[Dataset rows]
*****

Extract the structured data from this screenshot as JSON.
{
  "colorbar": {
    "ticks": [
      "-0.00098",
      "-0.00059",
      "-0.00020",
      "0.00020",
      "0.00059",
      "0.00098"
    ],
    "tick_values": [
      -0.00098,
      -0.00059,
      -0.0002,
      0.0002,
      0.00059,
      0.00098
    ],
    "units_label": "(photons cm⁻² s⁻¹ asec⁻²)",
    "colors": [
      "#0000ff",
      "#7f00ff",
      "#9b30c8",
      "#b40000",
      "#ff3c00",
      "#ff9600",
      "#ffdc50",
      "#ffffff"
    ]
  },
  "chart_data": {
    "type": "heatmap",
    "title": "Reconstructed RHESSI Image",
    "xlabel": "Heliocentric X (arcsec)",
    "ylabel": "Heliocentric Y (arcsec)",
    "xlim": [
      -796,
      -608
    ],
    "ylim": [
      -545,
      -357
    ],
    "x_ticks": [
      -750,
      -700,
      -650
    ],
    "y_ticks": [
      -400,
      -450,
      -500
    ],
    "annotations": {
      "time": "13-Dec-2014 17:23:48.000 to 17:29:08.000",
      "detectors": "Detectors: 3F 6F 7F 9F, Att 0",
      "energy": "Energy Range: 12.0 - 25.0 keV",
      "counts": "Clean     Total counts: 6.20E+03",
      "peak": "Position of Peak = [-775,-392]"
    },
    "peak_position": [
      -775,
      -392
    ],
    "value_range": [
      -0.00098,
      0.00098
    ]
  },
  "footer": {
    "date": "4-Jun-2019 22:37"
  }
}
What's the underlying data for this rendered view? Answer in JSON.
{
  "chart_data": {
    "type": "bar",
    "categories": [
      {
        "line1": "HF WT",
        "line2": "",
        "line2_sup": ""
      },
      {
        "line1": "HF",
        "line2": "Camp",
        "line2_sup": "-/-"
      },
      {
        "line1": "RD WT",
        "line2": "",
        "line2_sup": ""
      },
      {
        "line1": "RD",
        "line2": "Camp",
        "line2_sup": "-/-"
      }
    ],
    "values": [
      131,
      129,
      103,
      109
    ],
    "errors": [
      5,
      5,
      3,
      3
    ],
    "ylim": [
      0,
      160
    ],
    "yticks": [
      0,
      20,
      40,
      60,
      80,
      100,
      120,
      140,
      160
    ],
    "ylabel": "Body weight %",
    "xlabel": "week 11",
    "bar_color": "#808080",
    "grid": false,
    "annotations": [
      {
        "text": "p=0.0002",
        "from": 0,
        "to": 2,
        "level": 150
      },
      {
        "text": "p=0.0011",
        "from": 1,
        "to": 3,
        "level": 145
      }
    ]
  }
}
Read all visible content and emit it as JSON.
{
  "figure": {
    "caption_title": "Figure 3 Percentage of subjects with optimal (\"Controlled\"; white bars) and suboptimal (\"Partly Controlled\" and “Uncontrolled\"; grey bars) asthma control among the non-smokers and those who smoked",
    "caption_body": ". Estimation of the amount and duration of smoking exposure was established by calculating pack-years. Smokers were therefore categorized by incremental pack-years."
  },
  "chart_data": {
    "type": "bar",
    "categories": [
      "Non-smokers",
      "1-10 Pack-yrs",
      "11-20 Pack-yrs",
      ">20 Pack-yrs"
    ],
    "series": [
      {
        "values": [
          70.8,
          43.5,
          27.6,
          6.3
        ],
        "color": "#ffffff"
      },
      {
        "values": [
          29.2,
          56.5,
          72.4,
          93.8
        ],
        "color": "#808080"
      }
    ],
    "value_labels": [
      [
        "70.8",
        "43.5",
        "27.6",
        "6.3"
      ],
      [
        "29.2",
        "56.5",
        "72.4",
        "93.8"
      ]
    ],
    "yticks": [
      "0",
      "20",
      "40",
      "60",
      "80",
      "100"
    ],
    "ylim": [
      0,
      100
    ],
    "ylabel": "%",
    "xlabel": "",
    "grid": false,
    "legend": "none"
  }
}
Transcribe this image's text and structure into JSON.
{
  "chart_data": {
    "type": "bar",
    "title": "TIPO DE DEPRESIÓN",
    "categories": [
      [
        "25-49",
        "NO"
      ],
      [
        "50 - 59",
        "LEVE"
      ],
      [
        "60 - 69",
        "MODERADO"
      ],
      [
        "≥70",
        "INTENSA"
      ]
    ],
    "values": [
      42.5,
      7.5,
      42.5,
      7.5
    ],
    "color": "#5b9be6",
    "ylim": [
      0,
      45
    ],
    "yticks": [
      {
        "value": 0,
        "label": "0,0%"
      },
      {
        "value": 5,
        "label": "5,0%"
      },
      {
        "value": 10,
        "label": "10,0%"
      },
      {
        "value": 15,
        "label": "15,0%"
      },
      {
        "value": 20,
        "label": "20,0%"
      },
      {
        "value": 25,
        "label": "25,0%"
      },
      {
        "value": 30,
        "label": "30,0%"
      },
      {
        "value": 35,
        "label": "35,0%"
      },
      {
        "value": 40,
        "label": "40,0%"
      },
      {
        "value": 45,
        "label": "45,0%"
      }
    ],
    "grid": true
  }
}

*****

Exercise task: Quote each line of the data above exactly as written.

Result for this task:
Extract the structured data from this screenshot as JSON.
{
  "colorbar": {
    "ticks": [
      "-0.00098",
      "-0.00059",
      "-0.00020",
      "0.00020",
      "0.00059",
      "0.00098"
    ],
    "tick_values": [
      -0.00098,
      -0.00059,
      -0.0002,
      0.0002,
      0.00059,
      0.00098
    ],
    "units_label": "(photons cm⁻² s⁻¹ asec⁻²)",
    "colors": [
      "#0000ff",
      "#7f00ff",
      "#9b30c8",
      "#b40000",
      "#ff3c00",
      "#ff9600",
      "#ffdc50",
      "#ffffff"
    ]
  },
  "chart_data": {
    "type": "heatmap",
    "title": "Reconstructed RHESSI Image",
    "xlabel": "Heliocentric X (arcsec)",
    "ylabel": "Heliocentric Y (arcsec)",
    "xlim": [
      -796,
      -608
    ],
    "ylim": [
      -545,
      -357
    ],
    "x_ticks": [
      -750,
      -700,
      -650
    ],
    "y_ticks": [
      -400,
      -450,
      -500
    ],
    "annotations": {
      "time": "13-Dec-2014 17:23:48.000 to 17:29:08.000",
      "detectors": "Detectors: 3F 6F 7F 9F, Att 0",
      "energy": "Energy Range: 12.0 - 25.0 keV",
      "counts": "Clean     Total counts: 6.20E+03",
      "peak": "Position of Peak = [-775,-392]"
    },
    "peak_position": [
      -775,
      -392
    ],
    "value_range": [
      -0.00098,
      0.00098
    ]
  },
  "footer": {
    "date": "4-Jun-2019 22:37"
  }
}
What's the underlying data for this rendered view? Answer in JSON.
{
  "chart_data": {
    "type": "bar",
    "categories": [
      {
        "line1": "HF WT",
        "line2": "",
        "line2_sup": ""
      },
      {
        "line1": "HF",
        "line2": "Camp",
        "line2_sup": "-/-"
      },
      {
        "line1": "RD WT",
        "line2": "",
        "line2_sup": ""
      },
      {
        "line1": "RD",
        "line2": "Camp",
        "line2_sup": "-/-"
      }
    ],
    "values": [
      131,
      129,
      103,
      109
    ],
    "errors": [
      5,
      5,
      3,
      3
    ],
    "ylim": [
      0,
      160
    ],
    "yticks": [
      0,
      20,
      40,
      60,
      80,
      100,
      120,
      140,
      160
    ],
    "ylabel": "Body weight %",
    "xlabel": "week 11",
    "bar_color": "#808080",
    "grid": false,
    "annotations": [
      {
        "text": "p=0.0002",
        "from": 0,
        "to": 2,
        "level": 150
      },
      {
        "text": "p=0.0011",
        "from": 1,
        "to": 3,
        "level": 145
      }
    ]
  }
}
Read all visible content and emit it as JSON.
{
  "figure": {
    "caption_title": "Figure 3 Percentage of subjects with optimal (\"Controlled\"; white bars) and suboptimal (\"Partly Controlled\" and “Uncontrolled\"; grey bars) asthma control among the non-smokers and those who smoked",
    "caption_body": ". Estimation of the amount and duration of smoking exposure was established by calculating pack-years. Smokers were therefore categorized by incremental pack-years."
  },
  "chart_data": {
    "type": "bar",
    "categories": [
      "Non-smokers",
      "1-10 Pack-yrs",
      "11-20 Pack-yrs",
      ">20 Pack-yrs"
    ],
    "series": [
      {
        "values": [
          70.8,
          43.5,
          27.6,
          6.3
        ],
        "color": "#ffffff"
      },
      {
        "values": [
          29.2,
          56.5,
          72.4,
          93.8
        ],
        "color": "#808080"
      }
    ],
    "value_labels": [
      [
        "70.8",
        "43.5",
        "27.6",
        "6.3"
      ],
      [
        "29.2",
        "56.5",
        "72.4",
        "93.8"
      ]
    ],
    "yticks": [
      "0",
      "20",
      "40",
      "60",
      "80",
      "100"
    ],
    "ylim": [
      0,
      100
    ],
    "ylabel": "%",
    "xlabel": "",
    "grid": false,
    "legend": "none"
  }
}
Transcribe this image's text and structure into JSON.
{
  "chart_data": {
    "type": "bar",
    "title": "TIPO DE DEPRESIÓN",
    "categories": [
      [
        "25-49",
        "NO"
      ],
      [
        "50 - 59",
        "LEVE"
      ],
      [
        "60 - 69",
        "MODERADO"
      ],
      [
        "≥70",
        "INTENSA"
      ]
    ],
    "values": [
      42.5,
      7.5,
      42.5,
      7.5
    ],
    "color": "#5b9be6",
    "ylim": [
      0,
      45
    ],
    "yticks": [
      {
        "value": 0,
        "label": "0,0%"
      },
      {
        "value": 5,
        "label": "5,0%"
      },
      {
        "value": 10,
        "label": "10,0%"
      },
      {
        "value": 15,
        "label": "15,0%"
      },
      {
        "value": 20,
        "label": "20,0%"
      },
      {
        "value": 25,
        "label": "25,0%"
      },
      {
        "value": 30,
        "label": "30,0%"
      },
      {
        "value": 35,
        "label": "35,0%"
      },
      {
        "value": 40,
        "label": "40,0%"
      },
      {
        "value": 45,
        "label": "45,0%"
      }
    ],
    "grid": true
  }
}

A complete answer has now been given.